> [Task directions] Repeat everything in the material exactly.

━━━━━━━━━━━━━━━━━━━━

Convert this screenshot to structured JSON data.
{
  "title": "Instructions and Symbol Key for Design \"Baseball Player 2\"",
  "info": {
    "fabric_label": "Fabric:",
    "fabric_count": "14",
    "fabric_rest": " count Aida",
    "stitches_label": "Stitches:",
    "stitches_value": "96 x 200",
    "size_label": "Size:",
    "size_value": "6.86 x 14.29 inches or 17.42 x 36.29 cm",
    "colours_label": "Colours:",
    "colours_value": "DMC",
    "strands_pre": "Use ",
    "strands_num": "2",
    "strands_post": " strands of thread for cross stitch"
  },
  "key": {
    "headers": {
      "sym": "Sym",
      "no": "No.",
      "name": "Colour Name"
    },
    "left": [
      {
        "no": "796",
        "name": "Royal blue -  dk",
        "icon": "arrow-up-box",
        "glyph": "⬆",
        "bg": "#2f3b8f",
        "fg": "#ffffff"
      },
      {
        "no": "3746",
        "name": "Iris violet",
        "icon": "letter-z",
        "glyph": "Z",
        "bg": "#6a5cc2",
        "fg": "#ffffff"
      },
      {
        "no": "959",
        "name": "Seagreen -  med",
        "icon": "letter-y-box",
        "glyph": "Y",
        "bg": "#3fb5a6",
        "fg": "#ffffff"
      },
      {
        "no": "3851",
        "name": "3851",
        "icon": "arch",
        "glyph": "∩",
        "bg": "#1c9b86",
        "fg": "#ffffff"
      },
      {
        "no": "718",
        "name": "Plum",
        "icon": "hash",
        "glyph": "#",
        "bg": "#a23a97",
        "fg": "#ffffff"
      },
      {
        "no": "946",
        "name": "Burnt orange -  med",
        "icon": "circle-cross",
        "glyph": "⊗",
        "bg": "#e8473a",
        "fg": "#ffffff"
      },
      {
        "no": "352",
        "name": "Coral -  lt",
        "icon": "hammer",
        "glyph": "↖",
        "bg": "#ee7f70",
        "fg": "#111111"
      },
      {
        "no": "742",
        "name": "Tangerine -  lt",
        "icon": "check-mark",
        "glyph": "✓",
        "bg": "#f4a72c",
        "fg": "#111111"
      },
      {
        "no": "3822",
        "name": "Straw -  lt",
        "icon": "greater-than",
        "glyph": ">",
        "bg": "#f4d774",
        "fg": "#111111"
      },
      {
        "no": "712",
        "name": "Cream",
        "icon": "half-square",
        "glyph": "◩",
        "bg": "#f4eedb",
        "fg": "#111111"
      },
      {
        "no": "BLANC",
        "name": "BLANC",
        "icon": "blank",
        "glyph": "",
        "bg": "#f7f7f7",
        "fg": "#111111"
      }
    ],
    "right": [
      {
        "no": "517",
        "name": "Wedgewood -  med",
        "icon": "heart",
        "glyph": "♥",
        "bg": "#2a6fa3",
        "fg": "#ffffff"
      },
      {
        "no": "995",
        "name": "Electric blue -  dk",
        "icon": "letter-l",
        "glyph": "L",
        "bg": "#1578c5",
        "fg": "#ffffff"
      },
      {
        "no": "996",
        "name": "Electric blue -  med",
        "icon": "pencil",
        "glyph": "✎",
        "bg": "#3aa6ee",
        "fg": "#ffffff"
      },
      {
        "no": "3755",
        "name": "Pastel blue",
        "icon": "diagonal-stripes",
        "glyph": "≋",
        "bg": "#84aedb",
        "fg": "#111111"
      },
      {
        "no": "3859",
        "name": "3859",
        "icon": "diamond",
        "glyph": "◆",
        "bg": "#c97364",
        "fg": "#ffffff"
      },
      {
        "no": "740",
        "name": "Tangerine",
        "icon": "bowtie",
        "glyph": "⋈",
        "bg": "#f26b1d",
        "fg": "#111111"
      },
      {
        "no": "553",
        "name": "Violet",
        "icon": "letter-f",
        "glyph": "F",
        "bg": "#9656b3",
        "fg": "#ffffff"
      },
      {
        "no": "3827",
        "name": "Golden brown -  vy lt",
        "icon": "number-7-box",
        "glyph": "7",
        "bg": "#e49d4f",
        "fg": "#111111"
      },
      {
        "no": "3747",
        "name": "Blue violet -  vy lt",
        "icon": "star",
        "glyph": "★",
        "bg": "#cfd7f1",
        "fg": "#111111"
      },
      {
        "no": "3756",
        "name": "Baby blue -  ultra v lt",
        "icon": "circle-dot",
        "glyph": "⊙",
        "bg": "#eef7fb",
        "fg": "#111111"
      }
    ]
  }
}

━━━━━━━━━━━━━━━━━━━━

> [Finished exercise]
Convert this screenshot to structured JSON data.
{
  "title": "Instructions and Symbol Key for Design \"Baseball Player 2\"",
  "info": {
    "fabric_label": "Fabric:",
    "fabric_count": "14",
    "fabric_rest": " count Aida",
    "stitches_label": "Stitches:",
    "stitches_value": "96 x 200",
    "size_label": "Size:",
    "size_value": "6.86 x 14.29 inches or 17.42 x 36.29 cm",
    "colours_label": "Colours:",
    "colours_value": "DMC",
    "strands_pre": "Use ",
    "strands_num": "2",
    "strands_post": " strands of thread for cross stitch"
  },
  "key": {
    "headers": {
      "sym": "Sym",
      "no": "No.",
      "name": "Colour Name"
    },
    "left": [
      {
        "no": "796",
        "name": "Royal blue -  dk",
        "icon": "arrow-up-box",
        "glyph": "⬆",
        "bg": "#2f3b8f",
        "fg": "#ffffff"
      },
      {
        "no": "3746",
        "name": "Iris violet",
        "icon": "letter-z",
        "glyph": "Z",
        "bg": "#6a5cc2",
        "fg": "#ffffff"
      },
      {
        "no": "959",
        "name": "Seagreen -  med",
        "icon": "letter-y-box",
        "glyph": "Y",
        "bg": "#3fb5a6",
        "fg": "#ffffff"
      },
      {
        "no": "3851",
        "name": "3851",
        "icon": "arch",
        "glyph": "∩",
        "bg": "#1c9b86",
        "fg": "#ffffff"
      },
      {
        "no": "718",
        "name": "Plum",
        "icon": "hash",
        "glyph": "#",
        "bg": "#a23a97",
        "fg": "#ffffff"
      },
      {
        "no": "946",
        "name": "Burnt orange -  med",
        "icon": "circle-cross",
        "glyph": "⊗",
        "bg": "#e8473a",
        "fg": "#ffffff"
      },
      {
        "no": "352",
        "name": "Coral -  lt",
        "icon": "hammer",
        "glyph": "↖",
        "bg": "#ee7f70",
        "fg": "#111111"
      },
      {
        "no": "742",
        "name": "Tangerine -  lt",
        "icon": "check-mark",
        "glyph": "✓",
        "bg": "#f4a72c",
        "fg": "#111111"
      },
      {
        "no": "3822",
        "name": "Straw -  lt",
        "icon": "greater-than",
        "glyph": ">",
        "bg": "#f4d774",
        "fg": "#111111"
      },
      {
        "no": "712",
        "name": "Cream",
        "icon": "half-square",
        "glyph": "◩",
        "bg": "#f4eedb",
        "fg": "#111111"
      },
      {
        "no": "BLANC",
        "name": "BLANC",
        "icon": "blank",
        "glyph": "",
        "bg": "#f7f7f7",
        "fg": "#111111"
      }
    ],
    "right": [
      {
        "no": "517",
        "name": "Wedgewood -  med",
        "icon": "heart",
        "glyph": "♥",
        "bg": "#2a6fa3",
        "fg": "#ffffff"
      },
      {
        "no": "995",
        "name": "Electric blue -  dk",
        "icon": "letter-l",
        "glyph": "L",
        "bg": "#1578c5",
        "fg": "#ffffff"
      },
      {
        "no": "996",
        "name": "Electric blue -  med",
        "icon": "pencil",
        "glyph": "✎",
        "bg": "#3aa6ee",
        "fg": "#ffffff"
      },
      {
        "no": "3755",
        "name": "Pastel blue",
        "icon": "diagonal-stripes",
        "glyph": "≋",
        "bg": "#84aedb",
        "fg": "#111111"
      },
      {
        "no": "3859",
        "name": "3859",
        "icon": "diamond",
        "glyph": "◆",
        "bg": "#c97364",
        "fg": "#ffffff"
      },
      {
        "no": "740",
        "name": "Tangerine",
        "icon": "bowtie",
        "glyph": "⋈",
        "bg": "#f26b1d",
        "fg": "#111111"
      },
      {
        "no": "553",
        "name": "Violet",
        "icon": "letter-f",
        "glyph": "F",
        "bg": "#9656b3",
        "fg": "#ffffff"
      },
      {
        "no": "3827",
        "name": "Golden brown -  vy lt",
        "icon": "number-7-box",
        "glyph": "7",
        "bg": "#e49d4f",
        "fg": "#111111"
      },
      {
        "no": "3747",
        "name": "Blue violet -  vy lt",
        "icon": "star",
        "glyph": "★",
        "bg": "#cfd7f1",
        "fg": "#111111"
      },
      {
        "no": "3756",
        "name": "Baby blue -  ultra v lt",
        "icon": "circle-dot",
        "glyph": "⊙",
        "bg": "#eef7fb",
        "fg": "#111111"
      }
    ]
  }
}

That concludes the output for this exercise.